— Begin RECORD SET —

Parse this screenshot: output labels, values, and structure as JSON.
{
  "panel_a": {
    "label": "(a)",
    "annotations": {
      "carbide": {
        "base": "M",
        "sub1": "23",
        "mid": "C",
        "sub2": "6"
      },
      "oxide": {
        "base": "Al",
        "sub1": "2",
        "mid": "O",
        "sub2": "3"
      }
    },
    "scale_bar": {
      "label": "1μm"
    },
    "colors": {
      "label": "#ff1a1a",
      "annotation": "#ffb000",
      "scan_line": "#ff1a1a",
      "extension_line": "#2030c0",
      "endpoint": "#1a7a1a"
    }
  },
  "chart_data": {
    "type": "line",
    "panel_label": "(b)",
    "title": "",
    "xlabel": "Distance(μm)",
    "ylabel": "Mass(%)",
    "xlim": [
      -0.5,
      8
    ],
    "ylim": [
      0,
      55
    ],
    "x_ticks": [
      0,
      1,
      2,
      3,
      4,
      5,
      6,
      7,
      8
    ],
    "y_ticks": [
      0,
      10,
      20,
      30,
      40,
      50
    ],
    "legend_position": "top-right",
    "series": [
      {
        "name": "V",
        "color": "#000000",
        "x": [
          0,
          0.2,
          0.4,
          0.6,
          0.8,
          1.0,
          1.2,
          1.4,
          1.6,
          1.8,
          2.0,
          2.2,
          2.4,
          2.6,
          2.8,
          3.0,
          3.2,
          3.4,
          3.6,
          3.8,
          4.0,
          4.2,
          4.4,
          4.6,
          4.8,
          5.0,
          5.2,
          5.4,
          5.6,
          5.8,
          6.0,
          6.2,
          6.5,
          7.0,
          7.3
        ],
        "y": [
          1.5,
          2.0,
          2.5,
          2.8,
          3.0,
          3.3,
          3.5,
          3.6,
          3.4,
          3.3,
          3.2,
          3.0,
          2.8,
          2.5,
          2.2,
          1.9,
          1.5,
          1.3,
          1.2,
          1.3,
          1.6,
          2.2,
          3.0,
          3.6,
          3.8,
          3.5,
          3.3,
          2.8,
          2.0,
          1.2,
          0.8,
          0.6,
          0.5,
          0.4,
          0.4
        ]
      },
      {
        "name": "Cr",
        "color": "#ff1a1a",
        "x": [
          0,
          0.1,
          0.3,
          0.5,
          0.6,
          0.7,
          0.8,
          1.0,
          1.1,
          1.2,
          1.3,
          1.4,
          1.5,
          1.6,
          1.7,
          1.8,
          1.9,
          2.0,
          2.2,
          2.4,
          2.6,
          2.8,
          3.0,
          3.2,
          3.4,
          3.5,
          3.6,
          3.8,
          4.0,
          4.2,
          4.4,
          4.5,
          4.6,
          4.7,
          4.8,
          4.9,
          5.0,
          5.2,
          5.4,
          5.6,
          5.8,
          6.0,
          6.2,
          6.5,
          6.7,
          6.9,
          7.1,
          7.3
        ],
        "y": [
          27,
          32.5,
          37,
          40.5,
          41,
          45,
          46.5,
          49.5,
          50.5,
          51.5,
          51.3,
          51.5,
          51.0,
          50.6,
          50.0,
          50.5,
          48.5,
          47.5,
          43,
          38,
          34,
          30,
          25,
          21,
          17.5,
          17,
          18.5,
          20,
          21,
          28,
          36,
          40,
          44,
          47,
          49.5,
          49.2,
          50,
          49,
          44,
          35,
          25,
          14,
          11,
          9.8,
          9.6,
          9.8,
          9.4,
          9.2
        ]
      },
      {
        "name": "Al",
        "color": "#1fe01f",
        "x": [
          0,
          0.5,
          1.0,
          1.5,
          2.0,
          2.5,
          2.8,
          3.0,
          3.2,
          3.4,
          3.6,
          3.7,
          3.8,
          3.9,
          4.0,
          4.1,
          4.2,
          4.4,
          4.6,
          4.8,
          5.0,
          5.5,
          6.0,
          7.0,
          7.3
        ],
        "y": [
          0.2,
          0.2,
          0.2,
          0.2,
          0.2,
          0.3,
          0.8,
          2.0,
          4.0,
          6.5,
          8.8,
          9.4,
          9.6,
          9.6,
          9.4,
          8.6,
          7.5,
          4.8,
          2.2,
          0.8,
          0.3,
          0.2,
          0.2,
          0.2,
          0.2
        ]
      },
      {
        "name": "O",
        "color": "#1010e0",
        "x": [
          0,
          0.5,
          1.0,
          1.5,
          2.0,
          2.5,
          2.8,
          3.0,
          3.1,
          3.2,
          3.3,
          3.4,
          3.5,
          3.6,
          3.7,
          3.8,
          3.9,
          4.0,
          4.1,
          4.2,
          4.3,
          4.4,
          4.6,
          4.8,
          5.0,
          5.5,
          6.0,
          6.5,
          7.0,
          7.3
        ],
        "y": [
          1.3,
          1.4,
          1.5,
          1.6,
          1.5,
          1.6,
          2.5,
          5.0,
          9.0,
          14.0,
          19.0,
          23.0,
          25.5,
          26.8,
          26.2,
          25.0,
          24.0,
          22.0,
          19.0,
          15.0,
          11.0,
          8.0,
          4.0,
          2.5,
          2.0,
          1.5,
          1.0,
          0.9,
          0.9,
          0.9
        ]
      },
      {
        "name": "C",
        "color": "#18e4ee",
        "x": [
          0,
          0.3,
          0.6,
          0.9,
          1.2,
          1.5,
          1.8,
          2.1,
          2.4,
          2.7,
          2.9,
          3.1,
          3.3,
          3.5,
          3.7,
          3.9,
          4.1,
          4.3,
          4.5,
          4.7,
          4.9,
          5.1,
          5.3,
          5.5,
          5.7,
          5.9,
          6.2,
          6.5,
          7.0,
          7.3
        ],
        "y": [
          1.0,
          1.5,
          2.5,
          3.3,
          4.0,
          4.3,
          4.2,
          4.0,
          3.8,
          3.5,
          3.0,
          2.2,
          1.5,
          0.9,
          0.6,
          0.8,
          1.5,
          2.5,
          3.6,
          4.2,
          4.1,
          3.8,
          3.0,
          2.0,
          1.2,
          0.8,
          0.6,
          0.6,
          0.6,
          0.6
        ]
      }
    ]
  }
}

— End RECORD SET —

**EXERCISE GOAL**
Quote all the records exactly, please, leaving none out.

**FINAL RESULT**
Parse this screenshot: output labels, values, and structure as JSON.
{
  "panel_a": {
    "label": "(a)",
    "annotations": {
      "carbide": {
        "base": "M",
        "sub1": "23",
        "mid": "C",
        "sub2": "6"
      },
      "oxide": {
        "base": "Al",
        "sub1": "2",
        "mid": "O",
        "sub2": "3"
      }
    },
    "scale_bar": {
      "label": "1μm"
    },
    "colors": {
      "label": "#ff1a1a",
      "annotation": "#ffb000",
      "scan_line": "#ff1a1a",
      "extension_line": "#2030c0",
      "endpoint": "#1a7a1a"
    }
  },
  "chart_data": {
    "type": "line",
    "panel_label": "(b)",
    "title": "",
    "xlabel": "Distance(μm)",
    "ylabel": "Mass(%)",
    "xlim": [
      -0.5,
      8
    ],
    "ylim": [
      0,
      55
    ],
    "x_ticks": [
      0,
      1,
      2,
      3,
      4,
      5,
      6,
      7,
      8
    ],
    "y_ticks": [
      0,
      10,
      20,
      30,
      40,
      50
    ],
    "legend_position": "top-right",
    "series": [
      {
        "name": "V",
        "color": "#000000",
        "x": [
          0,
          0.2,
          0.4,
          0.6,
          0.8,
          1.0,
          1.2,
          1.4,
          1.6,
          1.8,
          2.0,
          2.2,
          2.4,
          2.6,
          2.8,
          3.0,
          3.2,
          3.4,
          3.6,
          3.8,
          4.0,
          4.2,
          4.4,
          4.6,
          4.8,
          5.0,
          5.2,
          5.4,
          5.6,
          5.8,
          6.0,
          6.2,
          6.5,
          7.0,
          7.3
        ],
        "y": [
          1.5,
          2.0,
          2.5,
          2.8,
          3.0,
          3.3,
          3.5,
          3.6,
          3.4,
          3.3,
          3.2,
          3.0,
          2.8,
          2.5,
          2.2,
          1.9,
          1.5,
          1.3,
          1.2,
          1.3,
          1.6,
          2.2,
          3.0,
          3.6,
          3.8,
          3.5,
          3.3,
          2.8,
          2.0,
          1.2,
          0.8,
          0.6,
          0.5,
          0.4,
          0.4
        ]
      },
      {
        "name": "Cr",
        "color": "#ff1a1a",
        "x": [
          0,
          0.1,
          0.3,
          0.5,
          0.6,
          0.7,
          0.8,
          1.0,
          1.1,
          1.2,
          1.3,
          1.4,
          1.5,
          1.6,
          1.7,
          1.8,
          1.9,
          2.0,
          2.2,
          2.4,
          2.6,
          2.8,
          3.0,
          3.2,
          3.4,
          3.5,
          3.6,
          3.8,
          4.0,
          4.2,
          4.4,
          4.5,
          4.6,
          4.7,
          4.8,
          4.9,
          5.0,
          5.2,
          5.4,
          5.6,
          5.8,
          6.0,
          6.2,
          6.5,
          6.7,
          6.9,
          7.1,
          7.3
        ],
        "y": [
          27,
          32.5,
          37,
          40.5,
          41,
          45,
          46.5,
          49.5,
          50.5,
          51.5,
          51.3,
          51.5,
          51.0,
          50.6,
          50.0,
          50.5,
          48.5,
          47.5,
          43,
          38,
          34,
          30,
          25,
          21,
          17.5,
          17,
          18.5,
          20,
          21,
          28,
          36,
          40,
          44,
          47,
          49.5,
          49.2,
          50,
          49,
          44,
          35,
          25,
          14,
          11,
          9.8,
          9.6,
          9.8,
          9.4,
          9.2
        ]
      },
      {
        "name": "Al",
        "color": "#1fe01f",
        "x": [
          0,
          0.5,
          1.0,
          1.5,
          2.0,
          2.5,
          2.8,
          3.0,
          3.2,
          3.4,
          3.6,
          3.7,
          3.8,
          3.9,
          4.0,
          4.1,
          4.2,
          4.4,
          4.6,
          4.8,
          5.0,
          5.5,
          6.0,
          7.0,
          7.3
        ],
        "y": [
          0.2,
          0.2,
          0.2,
          0.2,
          0.2,
          0.3,
          0.8,
          2.0,
          4.0,
          6.5,
          8.8,
          9.4,
          9.6,
          9.6,
          9.4,
          8.6,
          7.5,
          4.8,
          2.2,
          0.8,
          0.3,
          0.2,
          0.2,
          0.2,
          0.2
        ]
      },
      {
        "name": "O",
        "color": "#1010e0",
        "x": [
          0,
          0.5,
          1.0,
          1.5,
          2.0,
          2.5,
          2.8,
          3.0,
          3.1,
          3.2,
          3.3,
          3.4,
          3.5,
          3.6,
          3.7,
          3.8,
          3.9,
          4.0,
          4.1,
          4.2,
          4.3,
          4.4,
          4.6,
          4.8,
          5.0,
          5.5,
          6.0,
          6.5,
          7.0,
          7.3
        ],
        "y": [
          1.3,
          1.4,
          1.5,
          1.6,
          1.5,
          1.6,
          2.5,
          5.0,
          9.0,
          14.0,
          19.0,
          23.0,
          25.5,
          26.8,
          26.2,
          25.0,
          24.0,
          22.0,
          19.0,
          15.0,
          11.0,
          8.0,
          4.0,
          2.5,
          2.0,
          1.5,
          1.0,
          0.9,
          0.9,
          0.9
        ]
      },
      {
        "name": "C",
        "color": "#18e4ee",
        "x": [
          0,
          0.3,
          0.6,
          0.9,
          1.2,
          1.5,
          1.8,
          2.1,
          2.4,
          2.7,
          2.9,
          3.1,
          3.3,
          3.5,
          3.7,
          3.9,
          4.1,
          4.3,
          4.5,
          4.7,
          4.9,
          5.1,
          5.3,
          5.5,
          5.7,
          5.9,
          6.2,
          6.5,
          7.0,
          7.3
        ],
        "y": [
          1.0,
          1.5,
          2.5,
          3.3,
          4.0,
          4.3,
          4.2,
          4.0,
          3.8,
          3.5,
          3.0,
          2.2,
          1.5,
          0.9,
          0.6,
          0.8,
          1.5,
          2.5,
          3.6,
          4.2,
          4.1,
          3.8,
          3.0,
          2.0,
          1.2,
          0.8,
          0.6,
          0.6,
          0.6,
          0.6
        ]
      }
    ]
  }
}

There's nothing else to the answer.